◆ **Task prompt**
Give only the number of lines in these records that contain the word "JSON".

Stored entries:
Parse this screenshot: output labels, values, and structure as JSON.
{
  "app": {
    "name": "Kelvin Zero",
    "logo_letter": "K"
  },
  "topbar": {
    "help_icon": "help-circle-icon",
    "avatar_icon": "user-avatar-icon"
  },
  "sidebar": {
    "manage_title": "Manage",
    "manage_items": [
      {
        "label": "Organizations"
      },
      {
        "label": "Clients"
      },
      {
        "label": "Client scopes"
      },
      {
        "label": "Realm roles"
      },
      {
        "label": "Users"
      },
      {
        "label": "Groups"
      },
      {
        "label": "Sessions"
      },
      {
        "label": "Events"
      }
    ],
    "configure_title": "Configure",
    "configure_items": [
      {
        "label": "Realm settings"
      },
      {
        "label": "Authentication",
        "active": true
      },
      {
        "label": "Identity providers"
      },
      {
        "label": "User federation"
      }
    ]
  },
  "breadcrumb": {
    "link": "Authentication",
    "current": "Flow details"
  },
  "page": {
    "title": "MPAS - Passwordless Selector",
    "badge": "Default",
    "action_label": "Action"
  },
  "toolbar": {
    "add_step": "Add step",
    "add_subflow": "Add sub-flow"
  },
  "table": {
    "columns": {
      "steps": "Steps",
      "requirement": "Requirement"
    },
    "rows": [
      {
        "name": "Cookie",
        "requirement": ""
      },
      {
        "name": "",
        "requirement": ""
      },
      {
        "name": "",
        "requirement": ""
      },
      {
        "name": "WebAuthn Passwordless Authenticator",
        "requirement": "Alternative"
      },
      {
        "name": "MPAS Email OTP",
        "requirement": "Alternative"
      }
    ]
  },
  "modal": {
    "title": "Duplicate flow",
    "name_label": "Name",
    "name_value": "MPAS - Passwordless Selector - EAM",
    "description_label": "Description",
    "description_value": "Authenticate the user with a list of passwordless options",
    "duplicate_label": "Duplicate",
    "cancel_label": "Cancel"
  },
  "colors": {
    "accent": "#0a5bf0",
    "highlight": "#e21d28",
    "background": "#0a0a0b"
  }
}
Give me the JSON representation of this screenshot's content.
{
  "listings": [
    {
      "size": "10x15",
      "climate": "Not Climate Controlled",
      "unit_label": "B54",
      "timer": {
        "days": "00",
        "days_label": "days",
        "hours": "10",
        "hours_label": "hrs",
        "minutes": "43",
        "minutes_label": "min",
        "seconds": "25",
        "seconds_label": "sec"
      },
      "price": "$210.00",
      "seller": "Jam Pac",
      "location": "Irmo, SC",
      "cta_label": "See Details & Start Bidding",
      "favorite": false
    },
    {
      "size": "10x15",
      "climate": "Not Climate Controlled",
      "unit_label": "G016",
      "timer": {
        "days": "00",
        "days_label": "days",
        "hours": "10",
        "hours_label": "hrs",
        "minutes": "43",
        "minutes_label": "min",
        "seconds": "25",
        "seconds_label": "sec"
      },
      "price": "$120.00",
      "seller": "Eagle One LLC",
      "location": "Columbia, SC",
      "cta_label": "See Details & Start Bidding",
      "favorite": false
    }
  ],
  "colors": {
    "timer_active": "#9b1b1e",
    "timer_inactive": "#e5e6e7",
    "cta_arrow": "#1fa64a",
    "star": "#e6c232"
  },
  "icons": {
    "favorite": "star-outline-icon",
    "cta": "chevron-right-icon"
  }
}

◆ **Problem solution**
2